▶ _Challenge_: Reproduce, with no changes, the part of the entries that opens with the line containing "tab-properties[interactable]: Properties xyxy=(970,58,1024,77)" and closes with the line containing "path-row[interactable]: Work Path", including both of those lines.

*** Entries ***

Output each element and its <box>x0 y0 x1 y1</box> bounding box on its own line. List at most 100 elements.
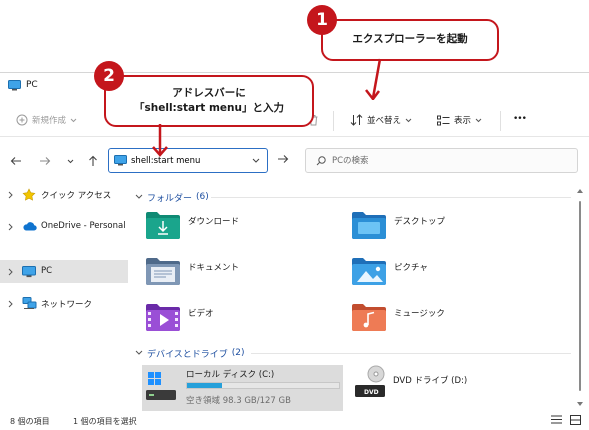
new-button[interactable]: 新規作成 <box>16 114 77 126</box>
chevron-down-icon <box>405 118 412 123</box>
vertical-scrollbar[interactable] <box>576 183 584 408</box>
chevron-down-icon <box>70 118 77 123</box>
tiles-view-icon[interactable] <box>570 415 581 428</box>
status-bar: 8 個の項目 1 個の項目を選択 <box>0 408 589 430</box>
callout-2-line1: アドレスバーに <box>172 86 246 99</box>
folder-label: ピクチャ <box>394 263 428 273</box>
sort-icon <box>350 114 363 126</box>
downloads-icon <box>145 210 181 243</box>
arrow-up-icon <box>88 155 98 170</box>
callout-1: エクスプローラーを起動 <box>321 19 499 61</box>
sort-button[interactable]: 並べ替え <box>350 114 412 126</box>
chevron-down-icon <box>475 118 482 123</box>
chevron-right-icon[interactable] <box>8 191 13 202</box>
star-icon <box>22 188 36 204</box>
folders-group-title: フォルダー <box>147 193 193 204</box>
drives-group-title: デバイスとドライブ <box>147 349 228 360</box>
sidebar-item-pc[interactable]: PC <box>0 260 128 283</box>
search-icon <box>316 156 326 169</box>
folder-label: ドキュメント <box>188 263 240 273</box>
content-pane: フォルダー (6) ダウンロード デスクトップ ドキュメント ピクチャ ビデオ … <box>133 183 573 411</box>
group-divider <box>251 353 571 354</box>
new-button-label: 新規作成 <box>32 116 67 126</box>
scroll-thumb[interactable] <box>579 201 581 391</box>
drive-name: ローカル ディスク (C:) <box>186 370 275 380</box>
folder-music[interactable]: ミュージック <box>339 299 539 339</box>
sidebar-item-quick-access[interactable]: クイック アクセス <box>0 183 128 207</box>
folder-label: ビデオ <box>188 309 214 319</box>
drive-d[interactable]: DVD DVD ドライブ (D:) <box>349 365 549 411</box>
callout-1-arrow <box>365 58 382 100</box>
cloud-icon <box>22 220 37 235</box>
more-options-button[interactable]: ••• <box>513 114 527 124</box>
callout-1-badge: 1 <box>307 5 337 35</box>
view-list-icon <box>437 115 450 126</box>
recent-locations-button[interactable] <box>62 154 78 170</box>
arrow-right-icon <box>39 156 51 169</box>
search-input[interactable] <box>332 154 532 168</box>
selected-count: 1 個の項目を選択 <box>73 417 137 426</box>
plus-circle-icon <box>16 114 28 126</box>
videos-icon <box>145 302 181 335</box>
callout-2-number: 2 <box>103 66 115 86</box>
folder-pictures[interactable]: ピクチャ <box>339 253 539 293</box>
forward-button[interactable] <box>37 154 53 170</box>
pictures-icon <box>351 256 387 289</box>
search-box[interactable] <box>305 148 578 173</box>
chevron-down-icon <box>135 192 143 202</box>
details-view-icon[interactable] <box>551 415 562 427</box>
pc-icon <box>22 266 36 281</box>
callout-2-arrow <box>152 124 168 157</box>
command-separator <box>500 111 501 131</box>
chevron-right-icon[interactable] <box>8 300 13 311</box>
drive-c[interactable]: ローカル ディスク (C:) 空き領域 98.3 GB/127 GB <box>142 365 343 411</box>
callout-1-text: エクスプローラーを起動 <box>352 33 468 46</box>
callout-2-line2: 「shell:start menu」と入力 <box>134 102 284 114</box>
music-icon <box>351 302 387 335</box>
callout-1-number: 1 <box>316 10 328 30</box>
back-button[interactable] <box>8 154 24 170</box>
chevron-right-icon[interactable] <box>8 268 13 279</box>
folder-documents[interactable]: ドキュメント <box>133 253 333 293</box>
network-icon <box>22 297 37 313</box>
drives-group-header[interactable]: デバイスとドライブ (2) <box>135 345 244 361</box>
folder-videos[interactable]: ビデオ <box>133 299 333 339</box>
address-bar[interactable] <box>108 148 268 173</box>
sidebar-item-label: ネットワーク <box>41 300 93 310</box>
item-count: 8 個の項目 <box>10 417 50 426</box>
navigation-bar <box>0 145 589 177</box>
folder-label: ミュージック <box>394 309 445 319</box>
drive-name: DVD ドライブ (D:) <box>393 376 468 386</box>
callout-2-badge: 2 <box>94 61 124 91</box>
drives-group-count: (2) <box>231 348 245 358</box>
chevron-down-icon <box>67 157 74 167</box>
arrow-right-icon <box>277 154 289 167</box>
windows-drive-icon <box>146 370 176 405</box>
folder-label: デスクトップ <box>394 217 446 227</box>
folder-downloads[interactable]: ダウンロード <box>133 207 333 247</box>
sidebar-item-label: クイック アクセス <box>41 191 112 201</box>
view-button-label: 表示 <box>454 116 472 126</box>
pc-icon <box>8 80 21 91</box>
view-button[interactable]: 表示 <box>437 114 482 126</box>
up-button[interactable] <box>85 154 101 170</box>
scroll-up-icon[interactable] <box>577 186 583 196</box>
sidebar-item-label: PC <box>41 266 53 276</box>
folder-desktop[interactable]: デスクトップ <box>339 207 539 247</box>
sidebar-item-label: OneDrive - Personal <box>41 221 126 231</box>
sidebar-item-onedrive[interactable]: OneDrive - Personal <box>0 215 128 239</box>
folders-group-header[interactable]: フォルダー (6) <box>135 189 209 205</box>
desktop-icon <box>351 210 387 243</box>
sidebar-item-network[interactable]: ネットワーク <box>0 292 128 315</box>
callout-2: アドレスバーに 「shell:start menu」と入力 <box>104 75 314 127</box>
pc-icon <box>114 155 127 169</box>
chevron-right-icon[interactable] <box>8 223 13 234</box>
drive-usage-fill <box>187 383 222 388</box>
documents-icon <box>145 256 181 289</box>
group-divider <box>211 197 571 198</box>
more-icon: ••• <box>513 114 527 124</box>
dvd-drive-icon <box>353 365 387 404</box>
window-title: PC <box>26 80 38 90</box>
go-button[interactable] <box>272 148 294 173</box>
chevron-down-icon[interactable] <box>252 156 260 166</box>
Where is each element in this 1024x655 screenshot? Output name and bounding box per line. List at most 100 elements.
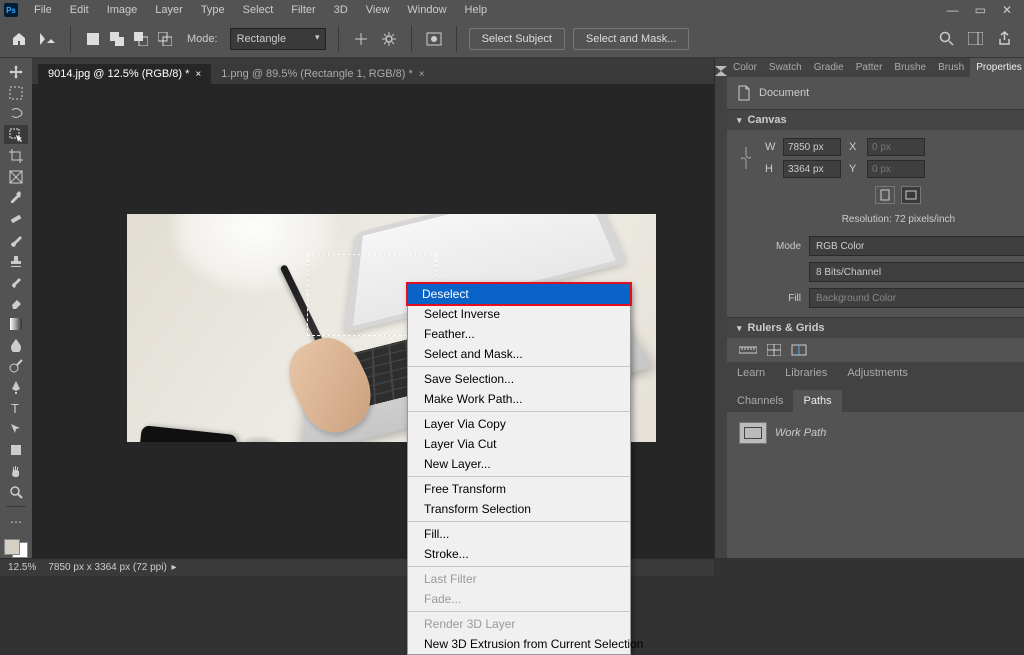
tab-properties[interactable]: Properties xyxy=(970,58,1024,77)
select-and-mask-button[interactable]: Select and Mask... xyxy=(573,28,690,50)
blur-tool[interactable] xyxy=(4,335,28,354)
menu-3d[interactable]: 3D xyxy=(326,2,356,18)
path-row[interactable]: Work Path xyxy=(727,418,1024,448)
opt-gear-icon[interactable] xyxy=(379,29,399,49)
context-new-layer[interactable]: New Layer... xyxy=(408,454,630,474)
menu-help[interactable]: Help xyxy=(457,2,496,18)
zoom-level[interactable]: 12.5% xyxy=(8,562,36,573)
grid-icon[interactable] xyxy=(767,344,781,356)
hand-tool[interactable] xyxy=(4,461,28,480)
share-icon[interactable] xyxy=(997,31,1012,46)
context-select-inverse[interactable]: Select Inverse xyxy=(408,304,630,324)
menu-view[interactable]: View xyxy=(358,2,398,18)
tab-gradients[interactable]: Gradie xyxy=(808,58,850,77)
document-dimensions[interactable]: 7850 px x 3364 px (72 ppi) ▸ xyxy=(48,562,176,573)
close-tab-icon[interactable]: × xyxy=(419,69,425,80)
rulers-section-head[interactable]: ▾ Rulers & Grids xyxy=(727,317,1024,338)
context-stroke[interactable]: Stroke... xyxy=(408,544,630,564)
home-icon[interactable] xyxy=(8,28,30,50)
document-tab[interactable]: 1.png @ 89.5% (Rectangle 1, RGB/8) * × xyxy=(211,64,434,84)
tab-brush[interactable]: Brush xyxy=(932,58,970,77)
portrait-button[interactable] xyxy=(875,186,895,204)
search-icon[interactable] xyxy=(939,31,954,46)
close-icon[interactable]: ✕ xyxy=(1002,3,1012,17)
menu-type[interactable]: Type xyxy=(193,2,233,18)
subtract-selection-icon[interactable] xyxy=(131,29,151,49)
width-input[interactable] xyxy=(783,138,841,156)
path-tool[interactable] xyxy=(4,419,28,438)
tool-preset-icon[interactable] xyxy=(38,29,58,49)
menu-file[interactable]: File xyxy=(26,2,60,18)
context-3d-extrusion[interactable]: New 3D Extrusion from Current Selection xyxy=(408,634,630,654)
eyedropper-tool[interactable] xyxy=(4,188,28,207)
shape-select[interactable]: Rectangle xyxy=(230,28,326,50)
tab-color[interactable]: Color xyxy=(727,58,763,77)
tab-brushes[interactable]: Brushe xyxy=(888,58,932,77)
dodge-tool[interactable] xyxy=(4,356,28,375)
guides-icon[interactable] xyxy=(791,344,807,356)
height-input[interactable] xyxy=(783,160,841,178)
move-tool[interactable] xyxy=(4,62,28,81)
pen-tool[interactable] xyxy=(4,377,28,396)
edit-toolbar-icon[interactable]: ⋯ xyxy=(4,512,28,531)
landscape-button[interactable] xyxy=(901,186,921,204)
eraser-tool[interactable] xyxy=(4,293,28,312)
type-tool[interactable]: T xyxy=(4,398,28,417)
menu-layer[interactable]: Layer xyxy=(147,2,191,18)
workspace-icon[interactable] xyxy=(968,32,983,45)
crop-tool[interactable] xyxy=(4,146,28,165)
color-swatches[interactable] xyxy=(4,539,28,558)
tab-libraries[interactable]: Libraries xyxy=(775,362,837,384)
canvas-section-head[interactable]: ▾ Canvas xyxy=(727,109,1024,130)
bit-depth-select[interactable]: 8 Bits/Channel▾ xyxy=(809,262,1024,282)
context-deselect[interactable]: Deselect xyxy=(406,282,632,306)
add-selection-icon[interactable] xyxy=(107,29,127,49)
context-select-and-mask[interactable]: Select and Mask... xyxy=(408,344,630,364)
foreground-color-swatch[interactable] xyxy=(4,539,20,555)
gradient-tool[interactable] xyxy=(4,314,28,333)
context-make-work-path[interactable]: Make Work Path... xyxy=(408,389,630,409)
link-icon[interactable] xyxy=(741,145,759,171)
color-mode-select[interactable]: RGB Color▾ xyxy=(809,236,1024,256)
context-layer-via-cut[interactable]: Layer Via Cut xyxy=(408,434,630,454)
ruler-icon[interactable] xyxy=(739,344,757,356)
tab-patterns[interactable]: Patter xyxy=(850,58,889,77)
shape-tool[interactable] xyxy=(4,440,28,459)
context-free-transform[interactable]: Free Transform xyxy=(408,479,630,499)
context-feather[interactable]: Feather... xyxy=(408,324,630,344)
menu-window[interactable]: Window xyxy=(399,2,454,18)
object-selection-tool[interactable] xyxy=(4,125,28,144)
lasso-tool[interactable] xyxy=(4,104,28,123)
stamp-tool[interactable] xyxy=(4,251,28,270)
context-layer-via-copy[interactable]: Layer Via Copy xyxy=(408,414,630,434)
canvas-properties: W X H Y xyxy=(727,130,1024,182)
marquee-tool[interactable] xyxy=(4,83,28,102)
maximize-icon[interactable]: ▭ xyxy=(975,3,986,17)
context-fill[interactable]: Fill... xyxy=(408,524,630,544)
tab-swatches[interactable]: Swatch xyxy=(763,58,808,77)
close-tab-icon[interactable]: × xyxy=(195,69,201,80)
zoom-tool[interactable] xyxy=(4,482,28,501)
brush-tool[interactable] xyxy=(4,230,28,249)
frame-tool[interactable] xyxy=(4,167,28,186)
tab-learn[interactable]: Learn xyxy=(727,362,775,384)
context-transform-selection[interactable]: Transform Selection xyxy=(408,499,630,519)
menu-image[interactable]: Image xyxy=(99,2,146,18)
menu-filter[interactable]: Filter xyxy=(283,2,323,18)
menu-edit[interactable]: Edit xyxy=(62,2,97,18)
intersect-selection-icon[interactable] xyxy=(155,29,175,49)
menu-select[interactable]: Select xyxy=(235,2,282,18)
opt-icon-1[interactable] xyxy=(351,29,371,49)
tab-paths[interactable]: Paths xyxy=(793,390,841,412)
select-subject-button[interactable]: Select Subject xyxy=(469,28,565,50)
minimize-icon[interactable]: — xyxy=(947,3,959,17)
history-brush-tool[interactable] xyxy=(4,272,28,291)
opt-mask-icon[interactable] xyxy=(424,29,444,49)
tab-channels[interactable]: Channels xyxy=(727,390,793,412)
collapse-icon[interactable] xyxy=(715,66,727,76)
context-save-selection[interactable]: Save Selection... xyxy=(408,369,630,389)
tab-adjustments[interactable]: Adjustments xyxy=(837,362,918,384)
document-tab[interactable]: 9014.jpg @ 12.5% (RGB/8) * × xyxy=(38,64,211,84)
new-selection-icon[interactable] xyxy=(83,29,103,49)
healing-tool[interactable] xyxy=(4,209,28,228)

***

▶ _Final answer_:
tab-properties[interactable]: Properties xyxy=(970,58,1024,77)
select-and-mask-button[interactable]: Select and Mask... xyxy=(573,28,690,50)
blur-tool[interactable] xyxy=(4,335,28,354)
menu-3d[interactable]: 3D xyxy=(326,2,356,18)
path-row[interactable]: Work Path xyxy=(727,418,1024,448)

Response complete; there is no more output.